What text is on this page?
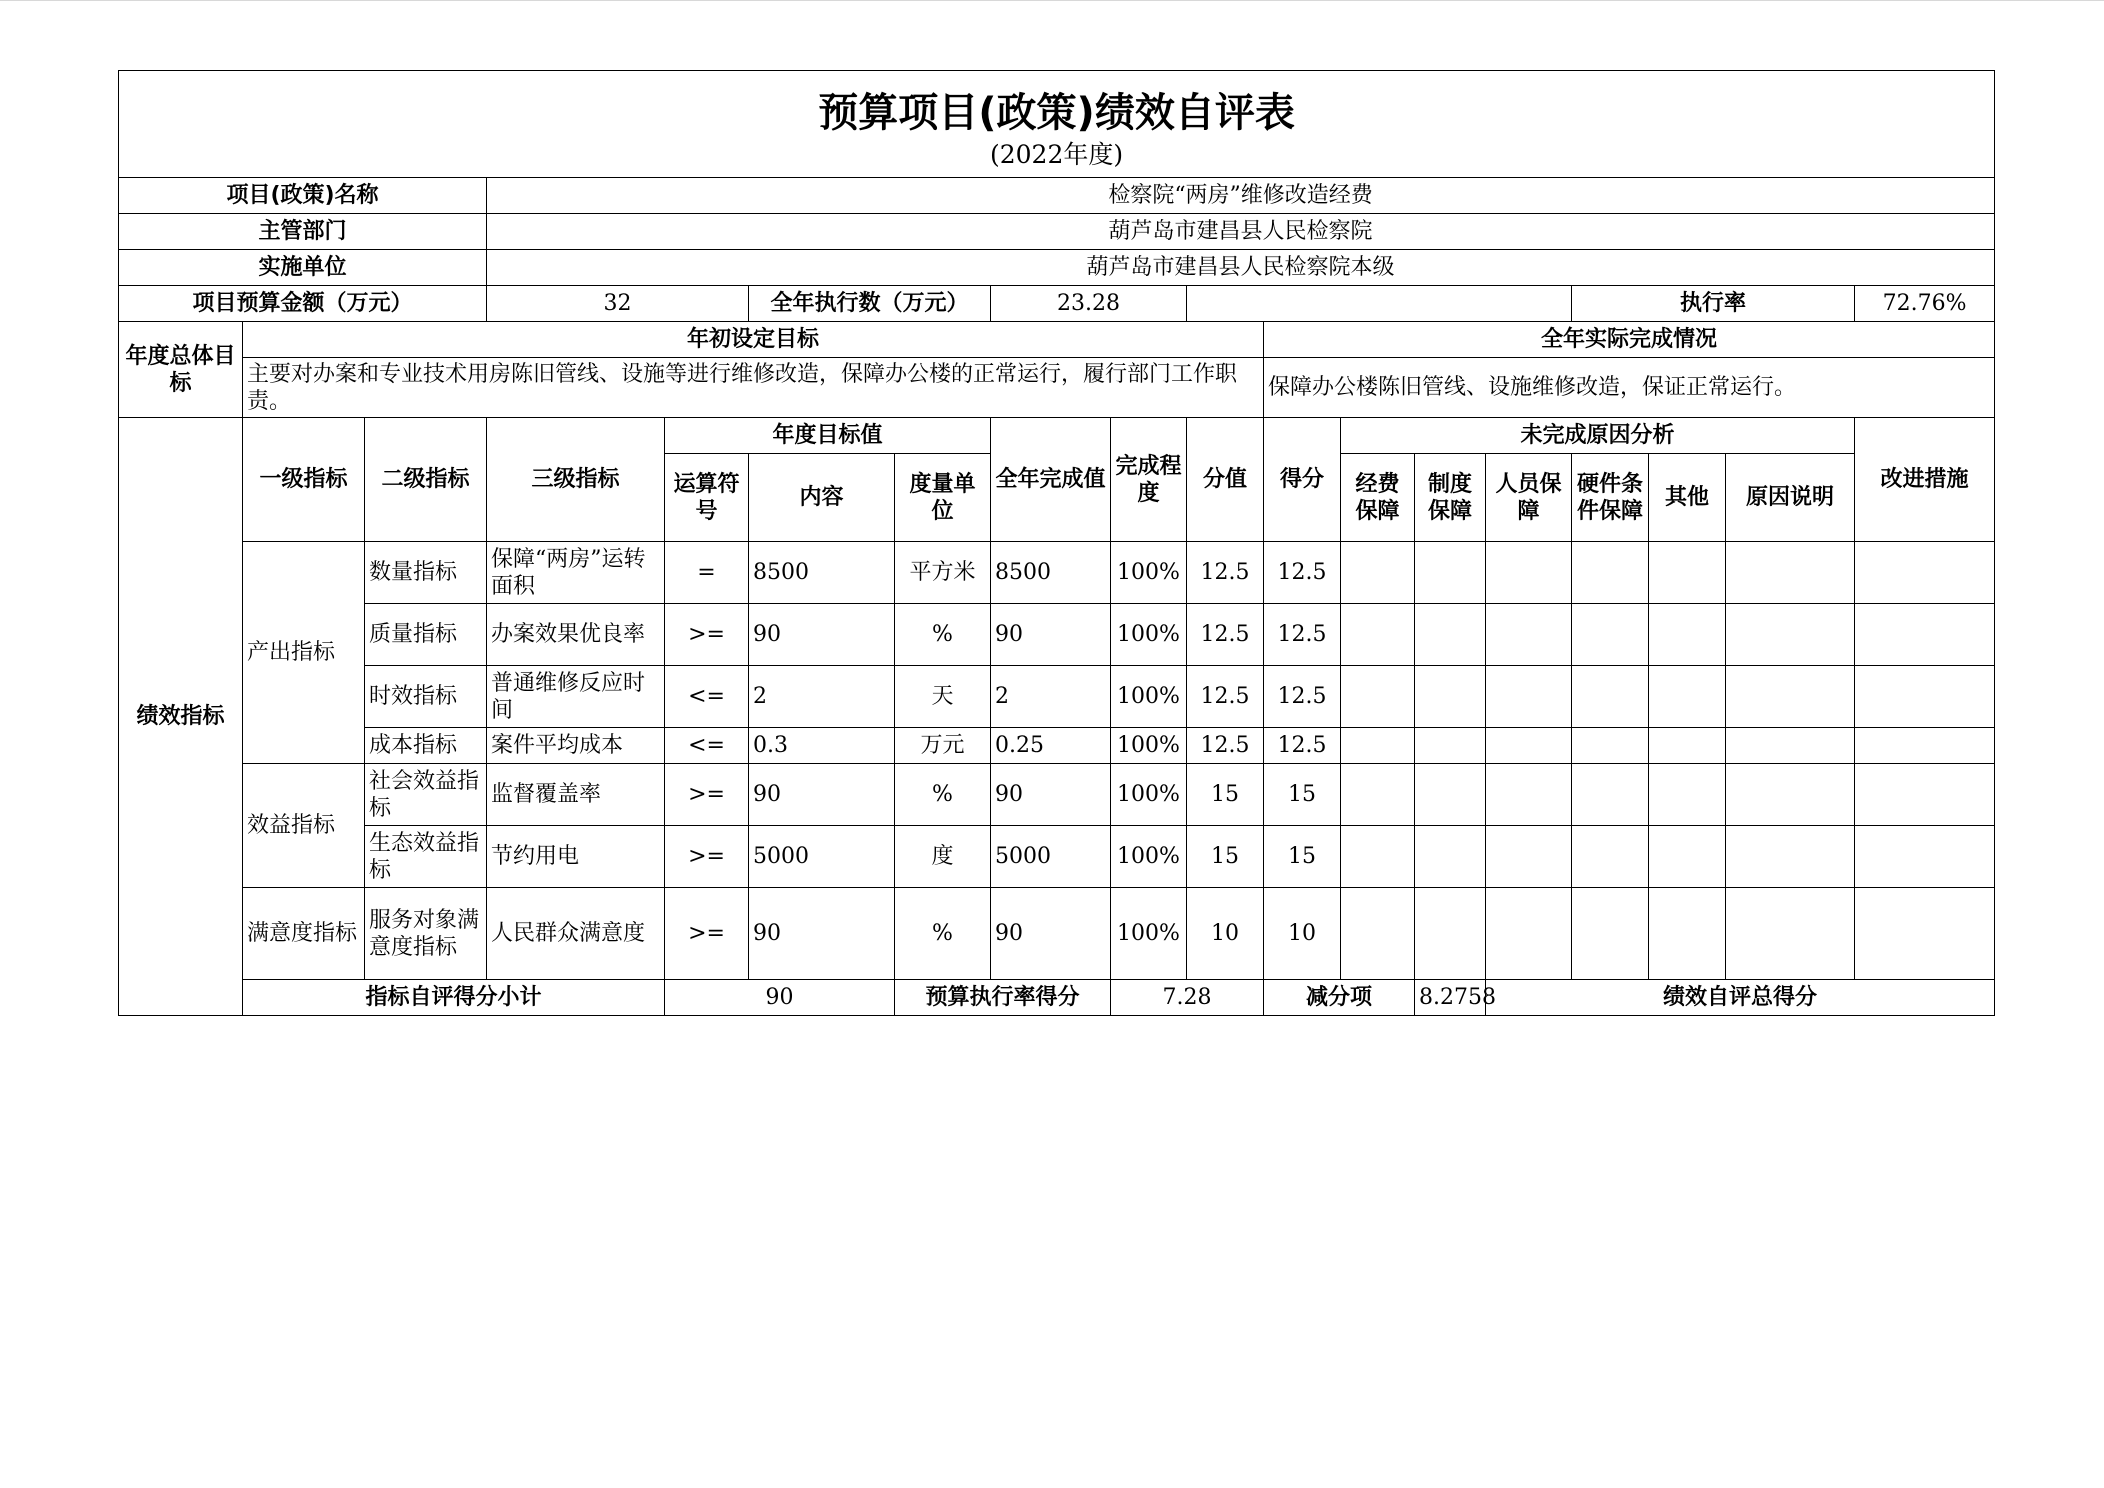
预算项目(政策)绩效自评表
(2022年度)																		

项目(政策)名称			检察院“两房”维修改造经费															
主管部门			葫芦岛市建昌县人民检察院															
实施单位			葫芦岛市建昌县人民检察院本级															
项目预算金额（万元）			32		全年执行数（万元）		23.28							执行率			72.76%	
年度总体目标	年初设定目标									全年实际完成情况								
	主要对办案和专业技术用房陈旧管线、设施等进行维修改造，保障办公楼的正常运行，履行部门工作职责。									保障办公楼陈旧管线、设施维修改造，保证正常运行。								
绩效指标	一级指标	二级指标	三级指标	年度目标值			全年完成值	完成程度	分值	得分	未完成原因分析						改进措施	
				运算符号	内容	度量单位					经费保障	制度保障	人员保障	硬件条件保障	其他	原因说明		
	产出指标	数量指标	保障“两房”运转面积	=	8500	平方米	8500	100%	12.5	12.5								
		质量指标	办案效果优良率	>=	90	%	90	100%	12.5	12.5								
		时效指标	普通维修反应时间	<=	2	天	2	100%	12.5	12.5								
		成本指标	案件平均成本	<=	0.3	万元	0.25	100%	12.5	12.5								
	效益指标	社会效益指标	监督覆盖率	>=	90	%	90	100%	15	15								
		生态效益指标	节约用电	>=	5000	度	5000	100%	15	15								
	满意度指标	服务对象满意度指标	人民群众满意度	>=	90	%	90	100%	10	10								
	指标自评得分小计			90		预算执行率得分		7.28		减分项		8.2758	绩效自评总得分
----------
- [WORK TO DO]:
Reproduce the data word for word, excluding its pictures.

- [TASK RESULT]:
What text is on this page?
预算项目(政策)绩效自评表
(2022年度)																		

项目(政策)名称			检察院“两房”维修改造经费															
主管部门			葫芦岛市建昌县人民检察院															
实施单位			葫芦岛市建昌县人民检察院本级															
项目预算金额（万元）			32		全年执行数（万元）		23.28							执行率			72.76%	
年度总体目标	年初设定目标									全年实际完成情况								
	主要对办案和专业技术用房陈旧管线、设施等进行维修改造，保障办公楼的正常运行，履行部门工作职责。									保障办公楼陈旧管线、设施维修改造，保证正常运行。								
绩效指标	一级指标	二级指标	三级指标	年度目标值			全年完成值	完成程度	分值	得分	未完成原因分析						改进措施	
				运算符号	内容	度量单位					经费保障	制度保障	人员保障	硬件条件保障	其他	原因说明		
	产出指标	数量指标	保障“两房”运转面积	=	8500	平方米	8500	100%	12.5	12.5								
		质量指标	办案效果优良率	>=	90	%	90	100%	12.5	12.5								
		时效指标	普通维修反应时间	<=	2	天	2	100%	12.5	12.5								
		成本指标	案件平均成本	<=	0.3	万元	0.25	100%	12.5	12.5								
	效益指标	社会效益指标	监督覆盖率	>=	90	%	90	100%	15	15								
		生态效益指标	节约用电	>=	5000	度	5000	100%	15	15								
	满意度指标	服务对象满意度指标	人民群众满意度	>=	90	%	90	100%	10	10								
	指标自评得分小计			90		预算执行率得分		7.28		减分项		8.2758	绩效自评总得分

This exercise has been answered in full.